_STATED EXERCISE_
Quote the full listing word for word.
====
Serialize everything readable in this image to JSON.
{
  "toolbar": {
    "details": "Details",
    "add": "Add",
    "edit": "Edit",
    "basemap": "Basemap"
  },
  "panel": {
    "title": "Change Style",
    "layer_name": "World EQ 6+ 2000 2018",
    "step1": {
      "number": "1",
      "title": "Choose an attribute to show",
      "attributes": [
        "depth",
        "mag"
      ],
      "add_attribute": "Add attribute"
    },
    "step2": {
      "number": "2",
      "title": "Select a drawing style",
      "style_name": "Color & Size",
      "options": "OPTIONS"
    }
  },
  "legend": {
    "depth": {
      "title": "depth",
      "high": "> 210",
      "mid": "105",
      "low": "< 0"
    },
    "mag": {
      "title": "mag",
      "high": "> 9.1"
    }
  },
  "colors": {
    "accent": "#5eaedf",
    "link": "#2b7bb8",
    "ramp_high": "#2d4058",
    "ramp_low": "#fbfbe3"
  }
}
====
_RESULT OF THIS TASK_
Serialize everything readable in this image to JSON.
{
  "toolbar": {
    "details": "Details",
    "add": "Add",
    "edit": "Edit",
    "basemap": "Basemap"
  },
  "panel": {
    "title": "Change Style",
    "layer_name": "World EQ 6+ 2000 2018",
    "step1": {
      "number": "1",
      "title": "Choose an attribute to show",
      "attributes": [
        "depth",
        "mag"
      ],
      "add_attribute": "Add attribute"
    },
    "step2": {
      "number": "2",
      "title": "Select a drawing style",
      "style_name": "Color & Size",
      "options": "OPTIONS"
    }
  },
  "legend": {
    "depth": {
      "title": "depth",
      "high": "> 210",
      "mid": "105",
      "low": "< 0"
    },
    "mag": {
      "title": "mag",
      "high": "> 9.1"
    }
  },
  "colors": {
    "accent": "#5eaedf",
    "link": "#2b7bb8",
    "ramp_high": "#2d4058",
    "ramp_low": "#fbfbe3"
  }
}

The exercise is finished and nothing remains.